** SUPPLIED ENTRIES **
#####

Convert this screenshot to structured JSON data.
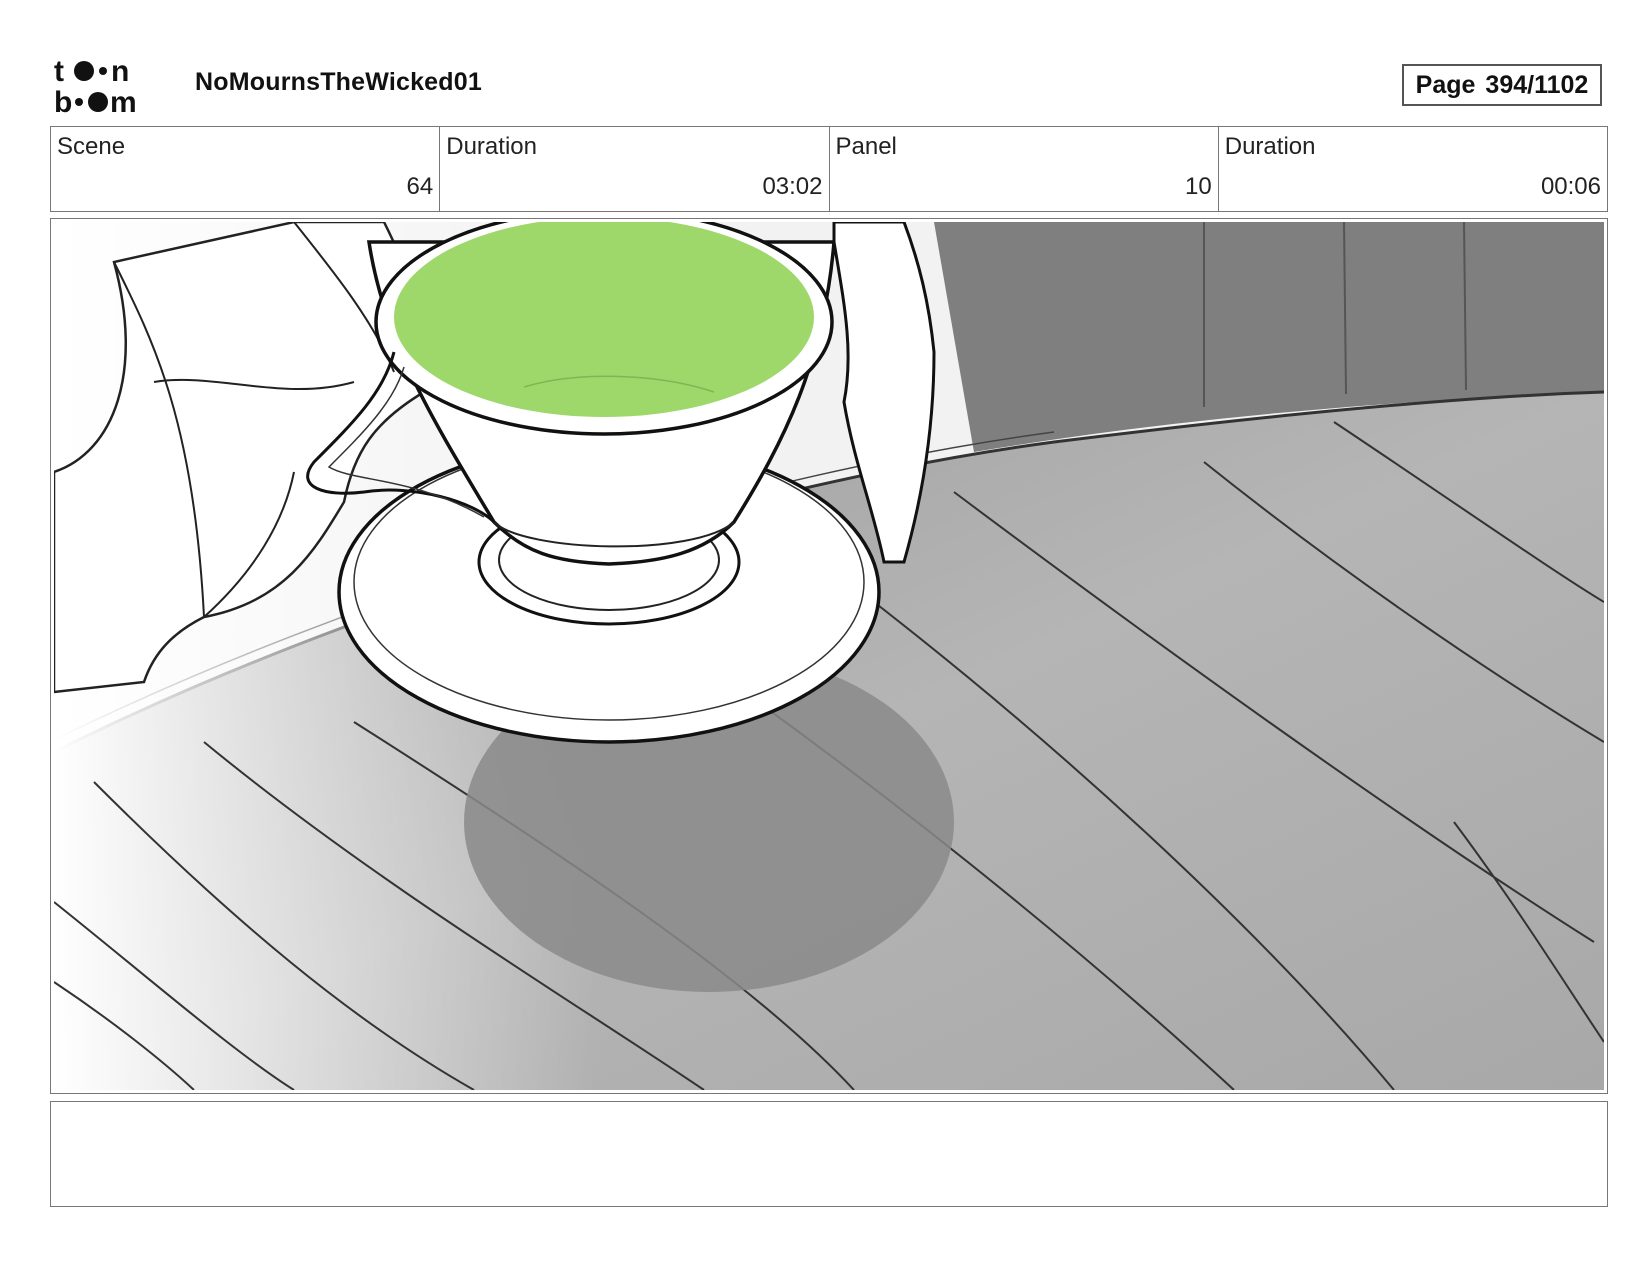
{
  "header": {
    "logo_text": "toon boom",
    "project_title": "NoMournsTheWicked01",
    "page_label": "Page",
    "page_number": "394/1102"
  },
  "info": {
    "scene_label": "Scene",
    "scene_value": "64",
    "scene_duration_label": "Duration",
    "scene_duration_value": "03:02",
    "panel_label": "Panel",
    "panel_value": "10",
    "panel_duration_label": "Duration",
    "panel_duration_value": "00:06"
  },
  "panel": {
    "liquid_color": "#9ed86a",
    "table_color": "#b3b3b3",
    "wall_color": "#7f7f7f"
  },
  "notes": {
    "text": ""
  }
}
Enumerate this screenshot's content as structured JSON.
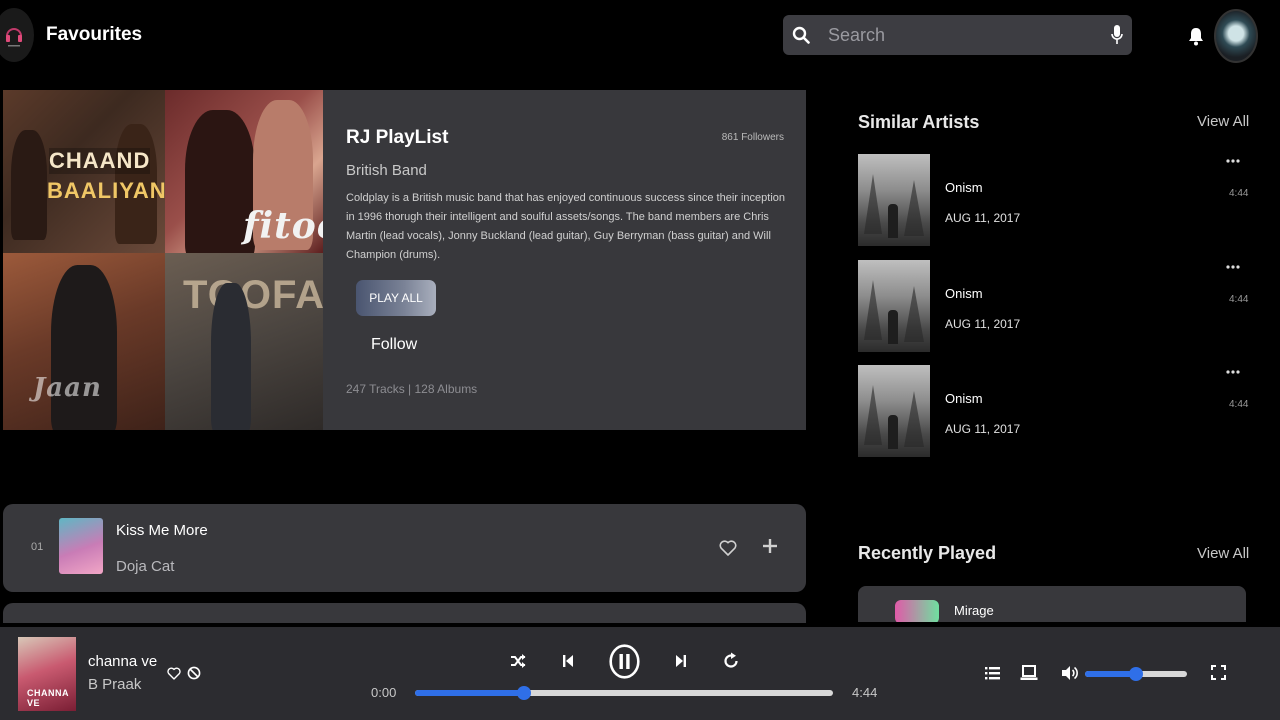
{
  "header": {
    "title": "Favourites",
    "search_placeholder": "Search"
  },
  "playlist": {
    "title": "RJ PlayList",
    "followers": "861 Followers",
    "subtitle": "British Band",
    "description": "Coldplay is a British music band that has enjoyed continuous success since their inception in 1996 thorugh their intelligent and soulful assets/songs. The band members are Chris Martin (lead vocals), Jonny Buckland (lead guitar), Guy Berryman (bass guitar) and Will Champion (drums).",
    "play_all_label": "PLAY ALL",
    "follow_label": "Follow",
    "stats": "247 Tracks | 128 Albums",
    "covers": [
      {
        "line1": "CHAAND",
        "line2": "BAALIYAN"
      },
      {
        "line1": "fitoor"
      },
      {
        "line1": "Jaan"
      },
      {
        "line1": "TOOFAN"
      }
    ]
  },
  "tracks": [
    {
      "number": "01",
      "title": "Kiss Me More",
      "artist": "Doja Cat"
    }
  ],
  "similar_artists": {
    "title": "Similar Artists",
    "view_all": "View All",
    "items": [
      {
        "name": "Onism",
        "date": "AUG 11, 2017",
        "duration": "4:44"
      },
      {
        "name": "Onism",
        "date": "AUG 11, 2017",
        "duration": "4:44"
      },
      {
        "name": "Onism",
        "date": "AUG 11, 2017",
        "duration": "4:44"
      }
    ]
  },
  "recently_played": {
    "title": "Recently Played",
    "view_all": "View All",
    "items": [
      {
        "title": "Mirage"
      }
    ]
  },
  "player": {
    "title": "channa ve",
    "artist": "B Praak",
    "cover_label": "CHANNA VE",
    "current_time": "0:00",
    "total_time": "4:44",
    "progress": 0.26,
    "volume": 0.5
  },
  "colors": {
    "accent": "#2f6fe8",
    "card_bg": "#38383c",
    "player_bg": "#2c2c30"
  }
}
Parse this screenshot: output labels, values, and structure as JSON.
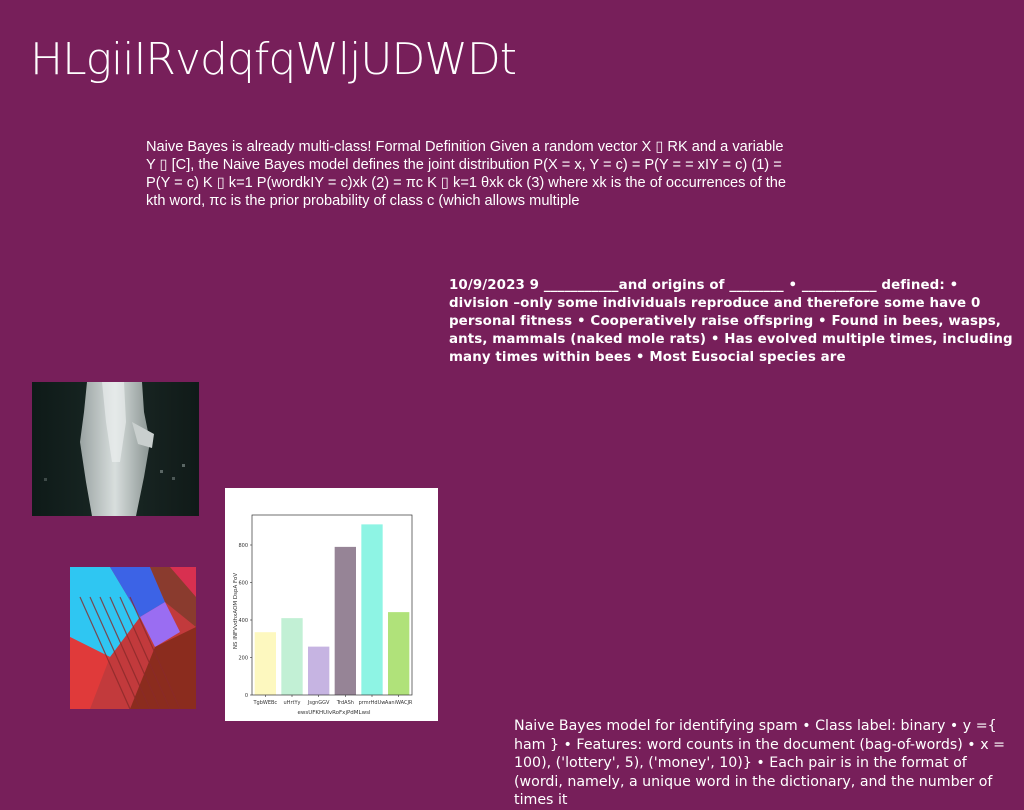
{
  "title": "HLgiiIRvdqfqWljUDWDt",
  "paragraph_1": "Naive Bayes is already multi-class! Formal Definition Given a random vector X ▯ RK and a variable Y ▯ [C], the Naive Bayes model defines the joint distribution P(X = x, Y = c) = P(Y = = xIY = c) (1) = P(Y = c) K ▯ k=1 P(wordkIY = c)xk (2) = πc K ▯ k=1 θxk ck (3) where xk is the of occurrences of the kth word, πc is the prior probability of class c (which allows multiple",
  "paragraph_2": "10/9/2023 9 ___________and origins of ________ • ___________ defined: • division –only some individuals reproduce and therefore some have 0 personal fitness • Cooperatively raise offspring • Found in bees, wasps, ants, mammals (naked mole rats) • Has evolved multiple times, including many times within bees • Most Eusocial species are",
  "paragraph_3": "Naive Bayes model for identifying spam • Class label: binary • y ={ ham } • Features: word counts in the document (bag-of-words) • x = 100), ('lottery', 5), ('money', 10)} • Each pair is in the format of (wordi, namely, a unique word in the dictionary, and the number of times it",
  "chart_data": {
    "type": "bar",
    "categories": [
      "TgbWEBc",
      "uHrtYy",
      "JsgnGGV",
      "TrdASh",
      "prmrHdUw",
      "AaniWACJR"
    ],
    "values": [
      335,
      410,
      258,
      790,
      910,
      442
    ],
    "colors": [
      "#fdf8bf",
      "#c2f0d5",
      "#c6b4e2",
      "#968496",
      "#8ef4e4",
      "#b0e27a"
    ],
    "xlabel": "ewsUFKHUIvRoFxjPdMLwsl",
    "ylabel": "NS INFVvdhxAOM DspA FoV",
    "yticks": [
      0,
      200,
      400,
      600,
      800
    ],
    "ylim": [
      0,
      960
    ]
  }
}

#####

** EXERCISE **
Which lines of the material contain the string "word"? List each of them.

** REPLY TO THE EXERCISE **
  "paragraph_1": "Naive Bayes is already multi-class! Formal Definition Given a random vector X ▯ RK and a variable Y ▯ [C], the Naive Bayes model defines the joint distribution P(X = x, Y = c) = P(Y = = xIY = c) (1) = P(Y = c) K ▯ k=1 P(wordkIY = c)xk (2) = πc K ▯ k=1 θxk ck (3) where xk is the of occurrences of the kth word, πc is the prior probability of class c (which allows multiple",
  "paragraph_3": "Naive Bayes model for identifying spam • Class label: binary • y ={ ham } • Features: word counts in the document (bag-of-words) • x = 100), ('lottery', 5), ('money', 10)} • Each pair is in the format of (wordi, namely, a unique word in the dictionary, and the number of times it",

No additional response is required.